Please give the listing again in its entirety, exactly as written.

Data extracted from a collection:

****

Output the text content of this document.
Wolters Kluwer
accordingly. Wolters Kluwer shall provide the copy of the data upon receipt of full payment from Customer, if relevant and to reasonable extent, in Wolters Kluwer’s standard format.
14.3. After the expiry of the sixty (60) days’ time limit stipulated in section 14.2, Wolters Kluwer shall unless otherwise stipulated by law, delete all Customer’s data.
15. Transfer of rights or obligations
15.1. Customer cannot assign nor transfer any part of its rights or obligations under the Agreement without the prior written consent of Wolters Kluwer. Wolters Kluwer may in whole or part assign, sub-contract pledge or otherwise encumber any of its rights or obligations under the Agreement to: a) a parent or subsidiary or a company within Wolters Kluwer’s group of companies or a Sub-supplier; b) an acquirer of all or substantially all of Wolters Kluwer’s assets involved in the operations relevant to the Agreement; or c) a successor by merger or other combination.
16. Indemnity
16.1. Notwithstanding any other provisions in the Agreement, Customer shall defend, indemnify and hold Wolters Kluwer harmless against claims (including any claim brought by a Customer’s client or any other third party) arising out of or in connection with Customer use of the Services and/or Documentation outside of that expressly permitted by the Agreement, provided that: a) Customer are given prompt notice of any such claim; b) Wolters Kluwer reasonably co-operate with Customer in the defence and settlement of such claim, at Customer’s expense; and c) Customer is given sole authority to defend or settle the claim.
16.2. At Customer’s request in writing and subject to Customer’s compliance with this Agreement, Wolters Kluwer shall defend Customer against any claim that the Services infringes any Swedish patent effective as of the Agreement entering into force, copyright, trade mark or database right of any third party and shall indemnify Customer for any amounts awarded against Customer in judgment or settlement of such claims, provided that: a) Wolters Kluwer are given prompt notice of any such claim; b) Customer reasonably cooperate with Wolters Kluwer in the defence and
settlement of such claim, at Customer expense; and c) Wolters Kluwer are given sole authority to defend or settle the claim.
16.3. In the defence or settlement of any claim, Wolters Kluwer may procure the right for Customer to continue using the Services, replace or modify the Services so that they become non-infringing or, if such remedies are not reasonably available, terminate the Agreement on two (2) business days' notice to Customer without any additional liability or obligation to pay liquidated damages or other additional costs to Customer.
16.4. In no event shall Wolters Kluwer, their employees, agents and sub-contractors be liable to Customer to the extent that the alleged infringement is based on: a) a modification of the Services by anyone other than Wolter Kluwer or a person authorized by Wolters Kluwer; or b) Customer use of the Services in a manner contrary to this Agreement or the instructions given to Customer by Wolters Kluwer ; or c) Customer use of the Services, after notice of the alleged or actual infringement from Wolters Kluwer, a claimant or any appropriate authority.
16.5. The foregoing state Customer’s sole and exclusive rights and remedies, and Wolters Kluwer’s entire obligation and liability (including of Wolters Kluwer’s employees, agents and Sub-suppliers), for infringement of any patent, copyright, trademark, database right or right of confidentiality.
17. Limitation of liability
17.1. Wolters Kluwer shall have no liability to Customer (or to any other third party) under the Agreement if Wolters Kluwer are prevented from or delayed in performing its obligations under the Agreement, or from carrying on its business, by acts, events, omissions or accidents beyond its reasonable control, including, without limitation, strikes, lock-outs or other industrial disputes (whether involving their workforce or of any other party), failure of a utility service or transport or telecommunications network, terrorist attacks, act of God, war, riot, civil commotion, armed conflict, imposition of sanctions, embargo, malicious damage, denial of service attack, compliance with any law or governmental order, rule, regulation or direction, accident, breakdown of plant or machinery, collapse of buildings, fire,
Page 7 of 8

****

**Exercise result:**
Output the text content of this document.
Wolters Kluwer
accordingly. Wolters Kluwer shall provide the copy of the data upon receipt of full payment from Customer, if relevant and to reasonable extent, in Wolters Kluwer’s standard format.
14.3. After the expiry of the sixty (60) days’ time limit stipulated in section 14.2, Wolters Kluwer shall unless otherwise stipulated by law, delete all Customer’s data.
15. Transfer of rights or obligations
15.1. Customer cannot assign nor transfer any part of its rights or obligations under the Agreement without the prior written consent of Wolters Kluwer. Wolters Kluwer may in whole or part assign, sub-contract pledge or otherwise encumber any of its rights or obligations under the Agreement to: a) a parent or subsidiary or a company within Wolters Kluwer’s group of companies or a Sub-supplier; b) an acquirer of all or substantially all of Wolters Kluwer’s assets involved in the operations relevant to the Agreement; or c) a successor by merger or other combination.
16. Indemnity
16.1. Notwithstanding any other provisions in the Agreement, Customer shall defend, indemnify and hold Wolters Kluwer harmless against claims (including any claim brought by a Customer’s client or any other third party) arising out of or in connection with Customer use of the Services and/or Documentation outside of that expressly permitted by the Agreement, provided that: a) Customer are given prompt notice of any such claim; b) Wolters Kluwer reasonably co-operate with Customer in the defence and settlement of such claim, at Customer’s expense; and c) Customer is given sole authority to defend or settle the claim.
16.2. At Customer’s request in writing and subject to Customer’s compliance with this Agreement, Wolters Kluwer shall defend Customer against any claim that the Services infringes any Swedish patent effective as of the Agreement entering into force, copyright, trade mark or database right of any third party and shall indemnify Customer for any amounts awarded against Customer in judgment or settlement of such claims, provided that: a) Wolters Kluwer are given prompt notice of any such claim; b) Customer reasonably cooperate with Wolters Kluwer in the defence and
settlement of such claim, at Customer expense; and c) Wolters Kluwer are given sole authority to defend or settle the claim.
16.3. In the defence or settlement of any claim, Wolters Kluwer may procure the right for Customer to continue using the Services, replace or modify the Services so that they become non-infringing or, if such remedies are not reasonably available, terminate the Agreement on two (2) business days' notice to Customer without any additional liability or obligation to pay liquidated damages or other additional costs to Customer.
16.4. In no event shall Wolters Kluwer, their employees, agents and sub-contractors be liable to Customer to the extent that the alleged infringement is based on: a) a modification of the Services by anyone other than Wolter Kluwer or a person authorized by Wolters Kluwer; or b) Customer use of the Services in a manner contrary to this Agreement or the instructions given to Customer by Wolters Kluwer ; or c) Customer use of the Services, after notice of the alleged or actual infringement from Wolters Kluwer, a claimant or any appropriate authority.
16.5. The foregoing state Customer’s sole and exclusive rights and remedies, and Wolters Kluwer’s entire obligation and liability (including of Wolters Kluwer’s employees, agents and Sub-suppliers), for infringement of any patent, copyright, trademark, database right or right of confidentiality.
17. Limitation of liability
17.1. Wolters Kluwer shall have no liability to Customer (or to any other third party) under the Agreement if Wolters Kluwer are prevented from or delayed in performing its obligations under the Agreement, or from carrying on its business, by acts, events, omissions or accidents beyond its reasonable control, including, without limitation, strikes, lock-outs or other industrial disputes (whether involving their workforce or of any other party), failure of a utility service or transport or telecommunications network, terrorist attacks, act of God, war, riot, civil commotion, armed conflict, imposition of sanctions, embargo, malicious damage, denial of service attack, compliance with any law or governmental order, rule, regulation or direction, accident, breakdown of plant or machinery, collapse of buildings, fire,
Page 7 of 8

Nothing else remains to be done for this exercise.